### [DATA LINES]
** START **
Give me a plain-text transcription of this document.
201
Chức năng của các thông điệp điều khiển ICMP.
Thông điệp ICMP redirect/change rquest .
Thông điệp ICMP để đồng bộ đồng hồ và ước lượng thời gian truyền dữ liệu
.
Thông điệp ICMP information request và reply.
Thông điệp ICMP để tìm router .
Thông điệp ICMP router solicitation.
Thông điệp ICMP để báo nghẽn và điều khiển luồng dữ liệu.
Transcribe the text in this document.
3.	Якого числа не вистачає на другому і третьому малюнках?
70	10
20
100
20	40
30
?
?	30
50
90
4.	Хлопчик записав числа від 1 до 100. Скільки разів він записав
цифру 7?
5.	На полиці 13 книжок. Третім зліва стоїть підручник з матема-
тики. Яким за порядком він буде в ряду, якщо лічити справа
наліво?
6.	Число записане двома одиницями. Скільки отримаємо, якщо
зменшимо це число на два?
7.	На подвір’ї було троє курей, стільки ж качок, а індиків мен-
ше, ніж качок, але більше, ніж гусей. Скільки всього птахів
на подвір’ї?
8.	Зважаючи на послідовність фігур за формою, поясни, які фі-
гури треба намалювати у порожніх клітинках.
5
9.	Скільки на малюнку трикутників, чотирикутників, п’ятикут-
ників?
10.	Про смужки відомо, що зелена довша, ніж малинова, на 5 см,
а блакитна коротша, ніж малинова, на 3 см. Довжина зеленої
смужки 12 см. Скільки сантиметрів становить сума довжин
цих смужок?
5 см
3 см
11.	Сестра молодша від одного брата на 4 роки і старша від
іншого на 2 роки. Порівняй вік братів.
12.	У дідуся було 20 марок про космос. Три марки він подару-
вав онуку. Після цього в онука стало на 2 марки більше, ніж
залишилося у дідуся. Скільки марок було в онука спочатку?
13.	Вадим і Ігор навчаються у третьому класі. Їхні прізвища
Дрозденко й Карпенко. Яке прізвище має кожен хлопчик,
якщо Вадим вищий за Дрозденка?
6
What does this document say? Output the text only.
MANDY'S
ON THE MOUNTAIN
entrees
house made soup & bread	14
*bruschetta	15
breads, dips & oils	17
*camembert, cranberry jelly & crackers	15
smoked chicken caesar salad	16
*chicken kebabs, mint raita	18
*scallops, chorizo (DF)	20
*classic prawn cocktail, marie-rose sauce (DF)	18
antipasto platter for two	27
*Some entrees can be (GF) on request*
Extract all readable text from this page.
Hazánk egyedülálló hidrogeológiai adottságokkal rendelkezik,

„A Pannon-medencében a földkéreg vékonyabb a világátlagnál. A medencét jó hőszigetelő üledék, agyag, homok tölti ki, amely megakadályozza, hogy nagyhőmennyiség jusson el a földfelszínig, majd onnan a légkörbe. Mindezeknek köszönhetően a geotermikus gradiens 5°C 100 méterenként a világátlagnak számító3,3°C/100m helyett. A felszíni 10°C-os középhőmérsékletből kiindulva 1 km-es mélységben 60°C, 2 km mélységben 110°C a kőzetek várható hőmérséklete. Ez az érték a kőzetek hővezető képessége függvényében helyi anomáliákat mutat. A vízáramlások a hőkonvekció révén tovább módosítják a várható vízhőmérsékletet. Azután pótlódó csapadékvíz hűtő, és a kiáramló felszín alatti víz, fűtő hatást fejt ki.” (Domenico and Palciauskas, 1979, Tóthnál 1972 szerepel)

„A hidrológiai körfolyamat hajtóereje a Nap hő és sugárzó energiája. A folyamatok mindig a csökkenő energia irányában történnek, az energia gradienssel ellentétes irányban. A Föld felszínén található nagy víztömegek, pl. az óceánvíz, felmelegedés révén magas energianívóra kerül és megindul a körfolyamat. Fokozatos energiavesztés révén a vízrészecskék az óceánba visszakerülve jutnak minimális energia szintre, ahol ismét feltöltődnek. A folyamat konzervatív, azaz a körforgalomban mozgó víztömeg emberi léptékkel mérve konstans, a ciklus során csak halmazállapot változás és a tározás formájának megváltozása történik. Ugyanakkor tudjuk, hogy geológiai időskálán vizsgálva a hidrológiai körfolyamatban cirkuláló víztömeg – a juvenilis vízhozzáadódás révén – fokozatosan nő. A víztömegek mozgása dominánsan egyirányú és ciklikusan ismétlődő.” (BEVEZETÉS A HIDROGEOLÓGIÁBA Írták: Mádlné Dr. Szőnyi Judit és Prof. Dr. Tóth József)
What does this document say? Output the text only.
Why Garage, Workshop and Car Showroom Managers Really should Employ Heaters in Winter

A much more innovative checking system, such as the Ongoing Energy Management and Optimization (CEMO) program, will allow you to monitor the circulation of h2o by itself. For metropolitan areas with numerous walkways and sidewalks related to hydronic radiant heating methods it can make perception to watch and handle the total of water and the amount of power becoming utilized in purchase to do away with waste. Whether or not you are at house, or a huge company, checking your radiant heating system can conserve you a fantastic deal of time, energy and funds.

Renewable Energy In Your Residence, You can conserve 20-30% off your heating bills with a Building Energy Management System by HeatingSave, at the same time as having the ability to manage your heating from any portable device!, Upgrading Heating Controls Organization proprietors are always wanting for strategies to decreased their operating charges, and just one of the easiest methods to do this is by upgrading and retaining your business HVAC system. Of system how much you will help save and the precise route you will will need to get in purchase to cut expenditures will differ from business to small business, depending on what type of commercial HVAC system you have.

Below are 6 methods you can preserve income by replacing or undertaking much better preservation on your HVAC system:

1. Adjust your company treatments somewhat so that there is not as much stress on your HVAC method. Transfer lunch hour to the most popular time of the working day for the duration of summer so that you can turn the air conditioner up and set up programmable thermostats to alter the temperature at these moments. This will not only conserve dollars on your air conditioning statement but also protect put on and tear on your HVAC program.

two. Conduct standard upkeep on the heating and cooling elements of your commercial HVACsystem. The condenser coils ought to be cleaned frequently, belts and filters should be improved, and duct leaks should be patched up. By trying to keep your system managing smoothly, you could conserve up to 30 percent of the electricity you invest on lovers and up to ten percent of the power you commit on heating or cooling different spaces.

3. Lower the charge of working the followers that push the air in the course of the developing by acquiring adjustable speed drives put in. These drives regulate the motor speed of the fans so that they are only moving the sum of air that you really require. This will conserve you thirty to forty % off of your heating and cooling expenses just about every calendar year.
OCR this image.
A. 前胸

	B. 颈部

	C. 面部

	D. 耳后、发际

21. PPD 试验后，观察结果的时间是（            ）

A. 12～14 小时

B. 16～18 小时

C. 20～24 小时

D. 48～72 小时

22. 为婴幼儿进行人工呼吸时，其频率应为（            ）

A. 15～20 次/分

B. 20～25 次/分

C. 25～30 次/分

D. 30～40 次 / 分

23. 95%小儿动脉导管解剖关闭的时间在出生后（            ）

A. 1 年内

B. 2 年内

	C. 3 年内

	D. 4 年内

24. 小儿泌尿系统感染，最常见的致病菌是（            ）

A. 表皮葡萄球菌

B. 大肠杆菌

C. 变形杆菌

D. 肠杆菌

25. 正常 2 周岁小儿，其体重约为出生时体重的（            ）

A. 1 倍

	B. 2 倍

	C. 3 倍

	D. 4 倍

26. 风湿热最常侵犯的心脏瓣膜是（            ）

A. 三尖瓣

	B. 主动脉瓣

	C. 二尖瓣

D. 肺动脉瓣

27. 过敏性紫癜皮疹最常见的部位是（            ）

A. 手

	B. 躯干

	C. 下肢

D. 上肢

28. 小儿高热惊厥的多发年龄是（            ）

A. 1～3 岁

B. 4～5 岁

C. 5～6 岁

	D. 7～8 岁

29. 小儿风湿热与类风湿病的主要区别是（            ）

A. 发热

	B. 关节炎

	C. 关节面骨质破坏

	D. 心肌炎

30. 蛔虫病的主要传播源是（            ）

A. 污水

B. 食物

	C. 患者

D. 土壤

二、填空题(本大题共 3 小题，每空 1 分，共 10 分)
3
** END **
Scan the records above for the string "request", then report every line that contains it.

### [TASK OUTPUT]
Thông điệp ICMP information request và reply.
*Some entrees can be (GF) on request*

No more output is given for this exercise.